DIRECTIVE
From the listing below, extract every line from the first one through the line that contains "option-label: Mittel xyxy=(320,848,414,890)", both included, and reproduce them verbatim.

— Begin EXERCISE MATERIALS —

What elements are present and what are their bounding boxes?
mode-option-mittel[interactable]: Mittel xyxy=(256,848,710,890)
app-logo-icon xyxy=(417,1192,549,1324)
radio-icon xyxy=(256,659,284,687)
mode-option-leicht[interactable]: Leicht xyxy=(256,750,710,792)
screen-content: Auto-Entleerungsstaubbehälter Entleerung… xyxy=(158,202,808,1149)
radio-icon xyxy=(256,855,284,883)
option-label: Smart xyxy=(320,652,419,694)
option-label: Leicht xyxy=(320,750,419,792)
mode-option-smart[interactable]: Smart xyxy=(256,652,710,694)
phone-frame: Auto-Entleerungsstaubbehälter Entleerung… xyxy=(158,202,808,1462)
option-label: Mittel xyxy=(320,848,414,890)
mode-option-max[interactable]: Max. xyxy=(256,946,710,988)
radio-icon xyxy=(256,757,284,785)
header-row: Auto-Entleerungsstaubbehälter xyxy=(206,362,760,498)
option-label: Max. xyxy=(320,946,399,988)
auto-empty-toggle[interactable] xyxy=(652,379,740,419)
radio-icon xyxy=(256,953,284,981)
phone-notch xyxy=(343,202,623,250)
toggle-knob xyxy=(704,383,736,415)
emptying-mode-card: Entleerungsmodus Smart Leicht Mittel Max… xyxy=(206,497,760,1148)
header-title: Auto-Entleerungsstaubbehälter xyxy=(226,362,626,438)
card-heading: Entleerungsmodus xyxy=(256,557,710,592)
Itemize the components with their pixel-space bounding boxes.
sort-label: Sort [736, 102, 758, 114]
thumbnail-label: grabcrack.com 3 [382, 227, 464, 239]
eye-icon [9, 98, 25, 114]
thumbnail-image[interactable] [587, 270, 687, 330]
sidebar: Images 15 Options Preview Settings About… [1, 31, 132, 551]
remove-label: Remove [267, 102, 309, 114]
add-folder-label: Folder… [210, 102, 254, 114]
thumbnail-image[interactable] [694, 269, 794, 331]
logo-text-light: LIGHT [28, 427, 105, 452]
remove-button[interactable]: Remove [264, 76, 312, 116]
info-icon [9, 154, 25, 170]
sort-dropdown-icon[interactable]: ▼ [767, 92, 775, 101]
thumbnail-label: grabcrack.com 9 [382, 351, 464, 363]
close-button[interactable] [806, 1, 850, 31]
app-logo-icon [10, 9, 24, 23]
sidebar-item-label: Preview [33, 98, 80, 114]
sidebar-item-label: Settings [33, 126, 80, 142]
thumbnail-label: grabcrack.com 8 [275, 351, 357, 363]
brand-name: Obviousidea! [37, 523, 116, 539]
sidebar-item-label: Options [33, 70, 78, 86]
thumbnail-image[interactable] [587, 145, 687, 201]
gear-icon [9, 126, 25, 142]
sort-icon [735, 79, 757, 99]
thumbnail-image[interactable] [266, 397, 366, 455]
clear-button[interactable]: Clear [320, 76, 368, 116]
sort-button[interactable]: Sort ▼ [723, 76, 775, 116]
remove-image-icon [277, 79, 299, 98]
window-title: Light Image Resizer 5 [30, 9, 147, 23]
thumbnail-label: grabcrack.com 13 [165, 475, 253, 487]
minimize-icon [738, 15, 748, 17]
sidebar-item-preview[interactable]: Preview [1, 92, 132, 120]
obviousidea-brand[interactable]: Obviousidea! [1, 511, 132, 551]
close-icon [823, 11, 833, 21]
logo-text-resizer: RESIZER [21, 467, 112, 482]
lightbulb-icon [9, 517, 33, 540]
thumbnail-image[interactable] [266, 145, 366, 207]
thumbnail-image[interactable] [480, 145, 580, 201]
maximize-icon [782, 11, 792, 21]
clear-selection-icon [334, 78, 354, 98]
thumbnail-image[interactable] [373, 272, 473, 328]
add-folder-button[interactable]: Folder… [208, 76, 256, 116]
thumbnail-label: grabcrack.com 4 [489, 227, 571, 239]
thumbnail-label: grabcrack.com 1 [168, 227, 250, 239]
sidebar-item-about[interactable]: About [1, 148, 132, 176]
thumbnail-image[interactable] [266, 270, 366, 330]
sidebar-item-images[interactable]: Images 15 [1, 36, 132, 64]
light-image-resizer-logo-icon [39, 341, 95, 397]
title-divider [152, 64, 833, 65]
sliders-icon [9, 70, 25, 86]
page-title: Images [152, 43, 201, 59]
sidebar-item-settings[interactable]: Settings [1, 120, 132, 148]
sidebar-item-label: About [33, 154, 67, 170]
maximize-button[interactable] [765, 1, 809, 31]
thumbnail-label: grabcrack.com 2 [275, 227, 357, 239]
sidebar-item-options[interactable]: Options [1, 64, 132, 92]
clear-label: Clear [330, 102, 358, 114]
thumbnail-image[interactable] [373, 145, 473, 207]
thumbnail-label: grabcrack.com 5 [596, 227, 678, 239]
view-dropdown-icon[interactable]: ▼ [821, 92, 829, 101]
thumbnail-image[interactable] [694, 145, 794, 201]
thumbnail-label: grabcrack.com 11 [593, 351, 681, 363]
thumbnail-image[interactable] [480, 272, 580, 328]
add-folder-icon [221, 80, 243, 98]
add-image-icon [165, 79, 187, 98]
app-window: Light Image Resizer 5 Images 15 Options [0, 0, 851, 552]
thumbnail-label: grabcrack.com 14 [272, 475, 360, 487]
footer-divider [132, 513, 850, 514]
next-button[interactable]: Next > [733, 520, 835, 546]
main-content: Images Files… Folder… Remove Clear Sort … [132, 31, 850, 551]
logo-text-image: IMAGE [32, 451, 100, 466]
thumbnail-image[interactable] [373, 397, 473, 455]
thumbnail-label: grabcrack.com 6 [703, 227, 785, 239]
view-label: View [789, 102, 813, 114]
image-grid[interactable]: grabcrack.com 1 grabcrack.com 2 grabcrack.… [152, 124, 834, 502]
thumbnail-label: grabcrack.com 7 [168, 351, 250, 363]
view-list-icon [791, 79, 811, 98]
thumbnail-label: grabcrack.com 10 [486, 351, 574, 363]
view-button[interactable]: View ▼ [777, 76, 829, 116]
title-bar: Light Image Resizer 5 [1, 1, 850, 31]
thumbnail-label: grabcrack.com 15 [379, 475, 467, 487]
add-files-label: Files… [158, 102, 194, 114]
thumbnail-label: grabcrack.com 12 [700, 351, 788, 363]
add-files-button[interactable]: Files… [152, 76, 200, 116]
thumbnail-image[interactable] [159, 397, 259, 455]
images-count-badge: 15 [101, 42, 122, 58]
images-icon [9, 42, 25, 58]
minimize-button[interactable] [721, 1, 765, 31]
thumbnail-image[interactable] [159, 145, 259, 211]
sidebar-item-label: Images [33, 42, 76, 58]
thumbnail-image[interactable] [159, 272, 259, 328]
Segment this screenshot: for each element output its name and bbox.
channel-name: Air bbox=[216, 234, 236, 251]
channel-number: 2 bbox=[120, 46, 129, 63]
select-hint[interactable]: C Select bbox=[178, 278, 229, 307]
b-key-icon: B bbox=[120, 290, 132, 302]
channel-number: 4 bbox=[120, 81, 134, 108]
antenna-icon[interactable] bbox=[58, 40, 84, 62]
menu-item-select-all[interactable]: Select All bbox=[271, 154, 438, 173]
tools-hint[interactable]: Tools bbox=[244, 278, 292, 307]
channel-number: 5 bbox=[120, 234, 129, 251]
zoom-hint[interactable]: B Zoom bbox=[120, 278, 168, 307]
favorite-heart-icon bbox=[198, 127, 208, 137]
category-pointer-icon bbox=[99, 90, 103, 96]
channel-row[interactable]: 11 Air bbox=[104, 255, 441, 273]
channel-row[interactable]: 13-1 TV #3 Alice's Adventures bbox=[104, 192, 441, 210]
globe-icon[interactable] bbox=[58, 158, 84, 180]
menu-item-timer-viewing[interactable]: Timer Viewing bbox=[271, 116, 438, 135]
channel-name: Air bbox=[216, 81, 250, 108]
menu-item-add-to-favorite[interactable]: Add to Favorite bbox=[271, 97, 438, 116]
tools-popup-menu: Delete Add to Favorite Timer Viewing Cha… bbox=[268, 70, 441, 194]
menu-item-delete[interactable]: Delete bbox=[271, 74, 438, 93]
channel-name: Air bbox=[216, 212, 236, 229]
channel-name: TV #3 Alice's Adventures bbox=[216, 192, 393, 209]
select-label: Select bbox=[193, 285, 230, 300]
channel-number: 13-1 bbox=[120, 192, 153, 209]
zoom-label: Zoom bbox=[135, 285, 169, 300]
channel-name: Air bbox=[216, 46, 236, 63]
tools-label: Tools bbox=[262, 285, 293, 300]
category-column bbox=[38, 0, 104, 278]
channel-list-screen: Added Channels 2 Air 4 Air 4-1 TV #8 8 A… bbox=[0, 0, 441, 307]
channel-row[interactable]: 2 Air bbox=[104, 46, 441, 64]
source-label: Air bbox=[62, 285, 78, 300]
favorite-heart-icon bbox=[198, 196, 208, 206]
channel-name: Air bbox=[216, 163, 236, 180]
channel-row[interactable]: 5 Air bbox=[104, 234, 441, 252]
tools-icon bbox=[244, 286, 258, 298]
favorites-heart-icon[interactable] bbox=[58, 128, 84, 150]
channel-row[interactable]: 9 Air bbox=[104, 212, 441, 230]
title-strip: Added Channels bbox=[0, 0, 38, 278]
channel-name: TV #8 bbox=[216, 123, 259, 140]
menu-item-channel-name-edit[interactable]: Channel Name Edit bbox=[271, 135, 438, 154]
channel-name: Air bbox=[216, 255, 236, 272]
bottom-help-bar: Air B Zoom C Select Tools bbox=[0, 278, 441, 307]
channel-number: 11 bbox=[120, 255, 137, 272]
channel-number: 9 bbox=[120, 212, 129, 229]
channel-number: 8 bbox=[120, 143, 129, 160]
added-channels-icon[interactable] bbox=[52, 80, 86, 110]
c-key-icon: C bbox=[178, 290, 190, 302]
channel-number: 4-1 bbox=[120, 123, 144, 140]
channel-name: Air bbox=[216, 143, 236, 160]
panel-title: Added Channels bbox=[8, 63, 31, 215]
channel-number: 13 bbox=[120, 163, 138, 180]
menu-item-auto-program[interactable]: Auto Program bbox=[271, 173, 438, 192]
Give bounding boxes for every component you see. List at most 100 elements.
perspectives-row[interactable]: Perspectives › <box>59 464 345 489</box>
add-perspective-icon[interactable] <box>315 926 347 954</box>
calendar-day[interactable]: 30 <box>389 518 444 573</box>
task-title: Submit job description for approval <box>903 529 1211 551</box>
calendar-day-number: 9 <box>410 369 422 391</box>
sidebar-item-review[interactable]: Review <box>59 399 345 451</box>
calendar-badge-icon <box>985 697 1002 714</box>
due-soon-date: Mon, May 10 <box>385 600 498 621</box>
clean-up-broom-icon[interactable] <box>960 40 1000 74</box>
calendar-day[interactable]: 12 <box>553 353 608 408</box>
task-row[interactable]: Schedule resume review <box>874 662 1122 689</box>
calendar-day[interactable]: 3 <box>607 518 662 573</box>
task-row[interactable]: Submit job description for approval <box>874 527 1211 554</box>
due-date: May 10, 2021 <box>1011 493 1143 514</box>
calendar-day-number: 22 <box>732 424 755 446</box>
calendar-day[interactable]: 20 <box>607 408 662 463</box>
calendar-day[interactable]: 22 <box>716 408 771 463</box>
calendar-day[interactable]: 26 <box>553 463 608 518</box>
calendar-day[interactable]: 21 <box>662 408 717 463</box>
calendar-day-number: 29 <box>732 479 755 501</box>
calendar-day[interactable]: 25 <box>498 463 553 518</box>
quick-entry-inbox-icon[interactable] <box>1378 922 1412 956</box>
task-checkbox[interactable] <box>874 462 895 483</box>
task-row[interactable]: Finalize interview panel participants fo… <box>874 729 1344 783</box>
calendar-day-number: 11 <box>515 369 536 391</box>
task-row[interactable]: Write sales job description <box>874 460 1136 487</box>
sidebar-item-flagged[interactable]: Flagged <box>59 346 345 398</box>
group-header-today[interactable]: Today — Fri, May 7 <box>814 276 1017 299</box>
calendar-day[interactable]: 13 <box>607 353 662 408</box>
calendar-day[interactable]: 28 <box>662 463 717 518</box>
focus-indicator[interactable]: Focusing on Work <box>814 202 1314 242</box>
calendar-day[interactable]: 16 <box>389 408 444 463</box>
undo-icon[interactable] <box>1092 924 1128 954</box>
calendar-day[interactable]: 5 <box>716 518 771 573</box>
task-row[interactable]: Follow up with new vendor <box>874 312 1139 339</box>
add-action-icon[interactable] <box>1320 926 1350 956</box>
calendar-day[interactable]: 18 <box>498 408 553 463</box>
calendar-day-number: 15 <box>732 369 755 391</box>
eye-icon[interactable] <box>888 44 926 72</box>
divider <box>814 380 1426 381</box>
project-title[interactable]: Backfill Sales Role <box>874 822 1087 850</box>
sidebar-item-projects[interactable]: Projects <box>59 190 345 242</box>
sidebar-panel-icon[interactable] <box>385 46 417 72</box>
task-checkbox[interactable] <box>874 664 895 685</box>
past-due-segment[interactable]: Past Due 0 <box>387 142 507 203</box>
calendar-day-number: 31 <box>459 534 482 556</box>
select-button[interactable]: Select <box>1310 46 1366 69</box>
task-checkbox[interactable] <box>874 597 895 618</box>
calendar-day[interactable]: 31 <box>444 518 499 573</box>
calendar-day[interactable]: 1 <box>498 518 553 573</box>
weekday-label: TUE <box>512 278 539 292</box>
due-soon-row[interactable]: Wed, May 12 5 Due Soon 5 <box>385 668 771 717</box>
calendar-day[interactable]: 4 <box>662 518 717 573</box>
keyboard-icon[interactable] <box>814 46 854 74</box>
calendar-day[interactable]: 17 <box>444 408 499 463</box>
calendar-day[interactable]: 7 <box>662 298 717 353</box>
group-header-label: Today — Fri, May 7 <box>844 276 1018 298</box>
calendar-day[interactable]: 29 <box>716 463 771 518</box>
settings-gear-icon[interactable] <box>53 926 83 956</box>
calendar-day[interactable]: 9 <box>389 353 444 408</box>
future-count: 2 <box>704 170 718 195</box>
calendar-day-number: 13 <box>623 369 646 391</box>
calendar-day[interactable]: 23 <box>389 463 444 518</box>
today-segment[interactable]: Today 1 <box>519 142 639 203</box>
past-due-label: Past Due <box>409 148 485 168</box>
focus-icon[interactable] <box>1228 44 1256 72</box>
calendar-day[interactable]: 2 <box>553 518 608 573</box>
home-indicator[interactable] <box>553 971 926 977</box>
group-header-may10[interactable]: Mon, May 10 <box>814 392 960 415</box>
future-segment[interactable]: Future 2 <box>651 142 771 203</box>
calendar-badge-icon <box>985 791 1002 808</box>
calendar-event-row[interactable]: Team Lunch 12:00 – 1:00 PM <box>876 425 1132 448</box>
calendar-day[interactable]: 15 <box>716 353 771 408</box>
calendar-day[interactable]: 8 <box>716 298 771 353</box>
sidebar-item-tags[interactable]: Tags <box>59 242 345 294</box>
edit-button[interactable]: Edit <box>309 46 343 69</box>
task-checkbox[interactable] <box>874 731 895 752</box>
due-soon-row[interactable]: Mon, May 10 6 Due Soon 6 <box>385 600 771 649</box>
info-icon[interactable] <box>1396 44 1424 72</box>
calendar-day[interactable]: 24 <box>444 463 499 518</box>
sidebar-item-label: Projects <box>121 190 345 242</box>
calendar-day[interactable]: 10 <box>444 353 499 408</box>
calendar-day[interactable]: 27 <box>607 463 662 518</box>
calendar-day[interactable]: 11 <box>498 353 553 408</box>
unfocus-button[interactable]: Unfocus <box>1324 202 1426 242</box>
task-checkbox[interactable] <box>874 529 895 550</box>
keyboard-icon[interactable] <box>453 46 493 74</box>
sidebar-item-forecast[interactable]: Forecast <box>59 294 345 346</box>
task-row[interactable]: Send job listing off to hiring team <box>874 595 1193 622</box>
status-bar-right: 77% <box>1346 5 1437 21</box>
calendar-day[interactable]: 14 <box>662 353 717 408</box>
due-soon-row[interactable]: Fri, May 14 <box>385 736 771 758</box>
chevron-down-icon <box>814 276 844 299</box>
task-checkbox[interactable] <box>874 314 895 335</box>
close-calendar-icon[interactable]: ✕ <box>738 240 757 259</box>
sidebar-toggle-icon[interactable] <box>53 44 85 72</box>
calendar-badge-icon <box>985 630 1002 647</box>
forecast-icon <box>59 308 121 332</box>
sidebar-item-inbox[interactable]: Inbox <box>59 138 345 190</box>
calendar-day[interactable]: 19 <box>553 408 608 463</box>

— End EXERCISE MATERIALS —

OUTPUT FOR THIS EXERCISE
What elements are present and what are their bounding boxes?
mode-option-mittel[interactable]: Mittel xyxy=(256,848,710,890)
app-logo-icon xyxy=(417,1192,549,1324)
radio-icon xyxy=(256,659,284,687)
mode-option-leicht[interactable]: Leicht xyxy=(256,750,710,792)
screen-content: Auto-Entleerungsstaubbehälter Entleerung… xyxy=(158,202,808,1149)
radio-icon xyxy=(256,855,284,883)
option-label: Smart xyxy=(320,652,419,694)
option-label: Leicht xyxy=(320,750,419,792)
mode-option-smart[interactable]: Smart xyxy=(256,652,710,694)
phone-frame: Auto-Entleerungsstaubbehälter Entleerung… xyxy=(158,202,808,1462)
option-label: Mittel xyxy=(320,848,414,890)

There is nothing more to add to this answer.